## Work to complete
Reproduce exactly the lines below, starting with the line that contains "Read this page and output its text content." and ending with the last line of the records, both included, and nothing else.

— start of Given records —

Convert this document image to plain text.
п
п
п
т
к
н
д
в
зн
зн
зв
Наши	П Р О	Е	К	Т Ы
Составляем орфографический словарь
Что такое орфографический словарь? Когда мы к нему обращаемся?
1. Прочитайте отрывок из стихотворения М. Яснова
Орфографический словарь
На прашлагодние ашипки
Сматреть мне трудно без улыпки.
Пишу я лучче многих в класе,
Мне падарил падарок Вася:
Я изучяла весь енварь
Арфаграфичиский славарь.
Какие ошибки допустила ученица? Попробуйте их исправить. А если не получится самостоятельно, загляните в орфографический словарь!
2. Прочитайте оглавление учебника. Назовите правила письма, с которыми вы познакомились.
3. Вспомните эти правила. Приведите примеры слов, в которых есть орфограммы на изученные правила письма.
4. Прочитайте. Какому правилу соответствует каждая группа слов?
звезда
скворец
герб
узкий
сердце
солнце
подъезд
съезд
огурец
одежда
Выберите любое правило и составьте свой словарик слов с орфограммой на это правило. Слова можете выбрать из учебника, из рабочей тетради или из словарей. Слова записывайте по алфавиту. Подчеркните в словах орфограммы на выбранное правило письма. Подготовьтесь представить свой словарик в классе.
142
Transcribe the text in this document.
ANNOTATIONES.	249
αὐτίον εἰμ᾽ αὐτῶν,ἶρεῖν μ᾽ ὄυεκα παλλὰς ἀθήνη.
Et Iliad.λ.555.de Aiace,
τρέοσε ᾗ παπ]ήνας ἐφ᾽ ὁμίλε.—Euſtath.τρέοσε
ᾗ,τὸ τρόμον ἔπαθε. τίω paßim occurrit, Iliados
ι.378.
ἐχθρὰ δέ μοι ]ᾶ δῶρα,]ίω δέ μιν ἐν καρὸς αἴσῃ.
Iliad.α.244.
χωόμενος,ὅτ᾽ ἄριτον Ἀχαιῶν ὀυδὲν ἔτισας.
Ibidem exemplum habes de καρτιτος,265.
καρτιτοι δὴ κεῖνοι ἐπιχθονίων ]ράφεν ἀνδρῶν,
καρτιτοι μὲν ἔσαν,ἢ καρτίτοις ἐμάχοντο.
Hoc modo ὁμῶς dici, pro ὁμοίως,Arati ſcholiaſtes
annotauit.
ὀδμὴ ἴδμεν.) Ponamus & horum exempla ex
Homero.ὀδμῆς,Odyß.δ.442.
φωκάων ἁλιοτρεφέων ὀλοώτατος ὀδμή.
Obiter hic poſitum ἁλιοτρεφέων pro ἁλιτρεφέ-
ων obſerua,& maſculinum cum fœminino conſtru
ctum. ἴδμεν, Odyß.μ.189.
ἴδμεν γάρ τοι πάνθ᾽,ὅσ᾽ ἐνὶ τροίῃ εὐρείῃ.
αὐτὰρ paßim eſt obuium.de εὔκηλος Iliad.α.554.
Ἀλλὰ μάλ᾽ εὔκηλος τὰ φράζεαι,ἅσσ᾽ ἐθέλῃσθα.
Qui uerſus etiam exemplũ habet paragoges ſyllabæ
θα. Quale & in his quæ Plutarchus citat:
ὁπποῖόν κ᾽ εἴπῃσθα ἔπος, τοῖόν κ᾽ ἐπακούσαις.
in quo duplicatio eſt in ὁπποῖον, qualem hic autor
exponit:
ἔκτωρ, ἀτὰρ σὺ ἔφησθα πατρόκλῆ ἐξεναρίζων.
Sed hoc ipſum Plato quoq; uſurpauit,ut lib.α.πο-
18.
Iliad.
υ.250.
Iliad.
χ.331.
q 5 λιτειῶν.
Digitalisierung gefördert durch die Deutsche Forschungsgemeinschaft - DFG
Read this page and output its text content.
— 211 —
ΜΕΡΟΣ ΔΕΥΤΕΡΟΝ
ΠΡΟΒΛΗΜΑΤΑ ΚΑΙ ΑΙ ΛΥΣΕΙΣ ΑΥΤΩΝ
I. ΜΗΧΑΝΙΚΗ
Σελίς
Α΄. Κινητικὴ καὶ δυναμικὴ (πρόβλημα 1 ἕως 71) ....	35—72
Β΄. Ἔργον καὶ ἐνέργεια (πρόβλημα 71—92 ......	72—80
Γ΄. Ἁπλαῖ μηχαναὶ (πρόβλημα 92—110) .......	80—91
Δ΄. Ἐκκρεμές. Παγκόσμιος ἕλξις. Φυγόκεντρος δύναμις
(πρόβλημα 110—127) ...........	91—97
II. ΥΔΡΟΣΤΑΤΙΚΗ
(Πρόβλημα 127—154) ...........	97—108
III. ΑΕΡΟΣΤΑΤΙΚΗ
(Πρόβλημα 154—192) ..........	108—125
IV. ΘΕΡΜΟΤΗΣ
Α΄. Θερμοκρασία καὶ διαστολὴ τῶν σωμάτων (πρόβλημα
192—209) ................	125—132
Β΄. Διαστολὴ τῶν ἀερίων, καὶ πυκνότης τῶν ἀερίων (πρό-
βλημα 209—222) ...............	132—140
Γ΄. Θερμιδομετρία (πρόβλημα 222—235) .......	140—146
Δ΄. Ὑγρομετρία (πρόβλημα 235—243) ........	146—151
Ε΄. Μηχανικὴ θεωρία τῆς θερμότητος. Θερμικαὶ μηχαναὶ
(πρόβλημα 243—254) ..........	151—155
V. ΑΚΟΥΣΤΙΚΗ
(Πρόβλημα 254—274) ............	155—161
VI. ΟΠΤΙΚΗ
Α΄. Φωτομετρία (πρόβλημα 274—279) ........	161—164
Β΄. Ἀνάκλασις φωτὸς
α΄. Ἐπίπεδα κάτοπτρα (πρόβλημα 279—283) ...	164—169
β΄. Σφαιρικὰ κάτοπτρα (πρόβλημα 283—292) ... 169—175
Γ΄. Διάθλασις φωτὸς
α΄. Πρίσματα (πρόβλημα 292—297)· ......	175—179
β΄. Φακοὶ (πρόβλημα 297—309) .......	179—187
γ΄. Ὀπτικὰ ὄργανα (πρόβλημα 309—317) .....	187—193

— end of Given records —

## Task solution
Read this page and output its text content.
— 211 —
ΜΕΡΟΣ ΔΕΥΤΕΡΟΝ
ΠΡΟΒΛΗΜΑΤΑ ΚΑΙ ΑΙ ΛΥΣΕΙΣ ΑΥΤΩΝ
I. ΜΗΧΑΝΙΚΗ
Σελίς
Α΄. Κινητικὴ καὶ δυναμικὴ (πρόβλημα 1 ἕως 71) ....	35—72
Β΄. Ἔργον καὶ ἐνέργεια (πρόβλημα 71—92 ......	72—80
Γ΄. Ἁπλαῖ μηχαναὶ (πρόβλημα 92—110) .......	80—91
Δ΄. Ἐκκρεμές. Παγκόσμιος ἕλξις. Φυγόκεντρος δύναμις
(πρόβλημα 110—127) ...........	91—97
II. ΥΔΡΟΣΤΑΤΙΚΗ
(Πρόβλημα 127—154) ...........	97—108
III. ΑΕΡΟΣΤΑΤΙΚΗ
(Πρόβλημα 154—192) ..........	108—125
IV. ΘΕΡΜΟΤΗΣ
Α΄. Θερμοκρασία καὶ διαστολὴ τῶν σωμάτων (πρόβλημα
192—209) ................	125—132
Β΄. Διαστολὴ τῶν ἀερίων, καὶ πυκνότης τῶν ἀερίων (πρό-
βλημα 209—222) ...............	132—140
Γ΄. Θερμιδομετρία (πρόβλημα 222—235) .......	140—146
Δ΄. Ὑγρομετρία (πρόβλημα 235—243) ........	146—151
Ε΄. Μηχανικὴ θεωρία τῆς θερμότητος. Θερμικαὶ μηχαναὶ
(πρόβλημα 243—254) ..........	151—155
V. ΑΚΟΥΣΤΙΚΗ
(Πρόβλημα 254—274) ............	155—161
VI. ΟΠΤΙΚΗ
Α΄. Φωτομετρία (πρόβλημα 274—279) ........	161—164
Β΄. Ἀνάκλασις φωτὸς
α΄. Ἐπίπεδα κάτοπτρα (πρόβλημα 279—283) ...	164—169
β΄. Σφαιρικὰ κάτοπτρα (πρόβλημα 283—292) ... 169—175
Γ΄. Διάθλασις φωτὸς
α΄. Πρίσματα (πρόβλημα 292—297)· ......	175—179
β΄. Φακοὶ (πρόβλημα 297—309) .......	179—187
γ΄. Ὀπτικὰ ὄργανα (πρόβλημα 309—317) .....	187—193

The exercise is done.